Written problem>
Could you transcribe every record below exactly as written, leaving out any pictures?

Data excerpts
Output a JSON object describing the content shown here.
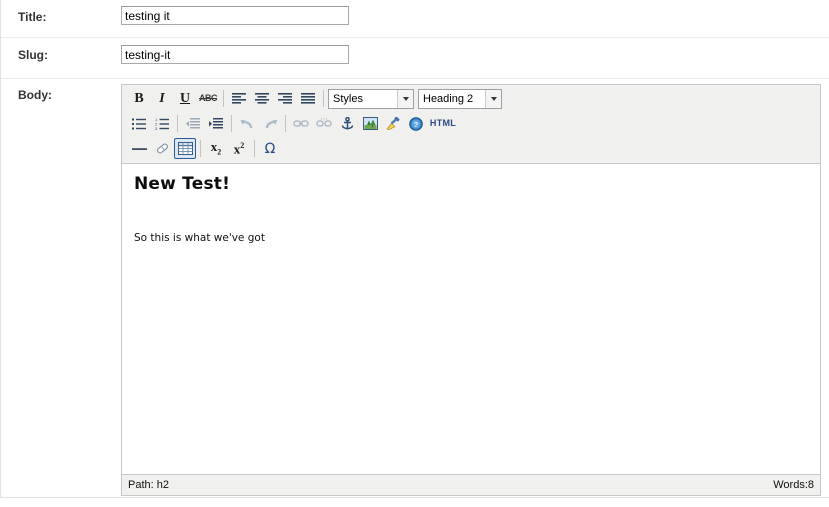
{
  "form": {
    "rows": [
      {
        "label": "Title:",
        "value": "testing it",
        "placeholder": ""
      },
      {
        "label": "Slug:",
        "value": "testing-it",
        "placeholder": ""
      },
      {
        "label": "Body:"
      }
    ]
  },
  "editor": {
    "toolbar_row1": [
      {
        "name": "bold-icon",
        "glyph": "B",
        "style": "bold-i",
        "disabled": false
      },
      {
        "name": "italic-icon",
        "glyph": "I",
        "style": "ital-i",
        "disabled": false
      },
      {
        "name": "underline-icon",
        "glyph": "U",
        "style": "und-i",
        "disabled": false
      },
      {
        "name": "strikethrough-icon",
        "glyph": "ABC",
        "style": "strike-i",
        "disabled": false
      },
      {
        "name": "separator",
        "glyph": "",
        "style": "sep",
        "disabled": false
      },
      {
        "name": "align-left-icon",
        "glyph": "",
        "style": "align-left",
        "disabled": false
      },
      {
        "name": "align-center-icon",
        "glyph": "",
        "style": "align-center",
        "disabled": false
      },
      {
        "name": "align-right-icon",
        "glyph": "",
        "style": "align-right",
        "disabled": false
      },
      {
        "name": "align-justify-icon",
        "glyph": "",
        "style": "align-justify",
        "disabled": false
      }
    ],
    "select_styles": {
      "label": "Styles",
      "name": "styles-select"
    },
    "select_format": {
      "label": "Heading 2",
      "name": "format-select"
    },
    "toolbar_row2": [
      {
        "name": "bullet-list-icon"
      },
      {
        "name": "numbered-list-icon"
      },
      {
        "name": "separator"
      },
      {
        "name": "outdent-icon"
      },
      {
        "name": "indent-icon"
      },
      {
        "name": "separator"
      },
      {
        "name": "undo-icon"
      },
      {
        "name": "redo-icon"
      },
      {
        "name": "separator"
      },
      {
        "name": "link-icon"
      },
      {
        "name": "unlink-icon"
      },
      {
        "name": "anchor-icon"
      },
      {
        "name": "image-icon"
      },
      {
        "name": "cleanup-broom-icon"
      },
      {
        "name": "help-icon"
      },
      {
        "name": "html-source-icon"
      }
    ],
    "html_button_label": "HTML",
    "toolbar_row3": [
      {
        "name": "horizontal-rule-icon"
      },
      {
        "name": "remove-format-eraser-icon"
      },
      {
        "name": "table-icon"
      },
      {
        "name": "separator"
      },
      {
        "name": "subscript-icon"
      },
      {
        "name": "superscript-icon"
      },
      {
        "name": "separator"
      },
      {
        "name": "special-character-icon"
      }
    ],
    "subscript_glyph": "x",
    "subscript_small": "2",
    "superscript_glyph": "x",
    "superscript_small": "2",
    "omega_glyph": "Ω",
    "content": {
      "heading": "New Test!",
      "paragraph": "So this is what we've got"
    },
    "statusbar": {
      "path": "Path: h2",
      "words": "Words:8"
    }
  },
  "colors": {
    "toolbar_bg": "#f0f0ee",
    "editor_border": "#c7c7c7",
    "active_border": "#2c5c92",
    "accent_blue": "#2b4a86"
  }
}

Full response>
Output a JSON object describing the content shown here.
{
  "form": {
    "rows": [
      {
        "label": "Title:",
        "value": "testing it",
        "placeholder": ""
      },
      {
        "label": "Slug:",
        "value": "testing-it",
        "placeholder": ""
      },
      {
        "label": "Body:"
      }
    ]
  },
  "editor": {
    "toolbar_row1": [
      {
        "name": "bold-icon",
        "glyph": "B",
        "style": "bold-i",
        "disabled": false
      },
      {
        "name": "italic-icon",
        "glyph": "I",
        "style": "ital-i",
        "disabled": false
      },
      {
        "name": "underline-icon",
        "glyph": "U",
        "style": "und-i",
        "disabled": false
      },
      {
        "name": "strikethrough-icon",
        "glyph": "ABC",
        "style": "strike-i",
        "disabled": false
      },
      {
        "name": "separator",
        "glyph": "",
        "style": "sep",
        "disabled": false
      },
      {
        "name": "align-left-icon",
        "glyph": "",
        "style": "align-left",
        "disabled": false
      },
      {
        "name": "align-center-icon",
        "glyph": "",
        "style": "align-center",
        "disabled": false
      },
      {
        "name": "align-right-icon",
        "glyph": "",
        "style": "align-right",
        "disabled": false
      },
      {
        "name": "align-justify-icon",
        "glyph": "",
        "style": "align-justify",
        "disabled": false
      }
    ],
    "select_styles": {
      "label": "Styles",
      "name": "styles-select"
    },
    "select_format": {
      "label": "Heading 2",
      "name": "format-select"
    },
    "toolbar_row2": [
      {
        "name": "bullet-list-icon"
      },
      {
        "name": "numbered-list-icon"
      },
      {
        "name": "separator"
      },
      {
        "name": "outdent-icon"
      },
      {
        "name": "indent-icon"
      },
      {
        "name": "separator"
      },
      {
        "name": "undo-icon"
      },
      {
        "name": "redo-icon"
      },
      {
        "name": "separator"
      },
      {
        "name": "link-icon"
      },
      {
        "name": "unlink-icon"
      },
      {
        "name": "anchor-icon"
      },
      {
        "name": "image-icon"
      },
      {
        "name": "cleanup-broom-icon"
      },
      {
        "name": "help-icon"
      },
      {
        "name": "html-source-icon"
      }
    ],
    "html_button_label": "HTML",
    "toolbar_row3": [
      {
        "name": "horizontal-rule-icon"
      },
      {
        "name": "remove-format-eraser-icon"
      },
      {
        "name": "table-icon"
      },
      {
        "name": "separator"
      },
      {
        "name": "subscript-icon"
      },
      {
        "name": "superscript-icon"
      },
      {
        "name": "separator"
      },
      {
        "name": "special-character-icon"
      }
    ],
    "subscript_glyph": "x",
    "subscript_small": "2",
    "superscript_glyph": "x",
    "superscript_small": "2",
    "omega_glyph": "Ω",
    "content": {
      "heading": "New Test!",
      "paragraph": "So this is what we've got"
    },
    "statusbar": {
      "path": "Path: h2",
      "words": "Words:8"
    }
  },
  "colors": {
    "toolbar_bg": "#f0f0ee",
    "editor_border": "#c7c7c7",
    "active_border": "#2c5c92",
    "accent_blue": "#2b4a86"
  }
}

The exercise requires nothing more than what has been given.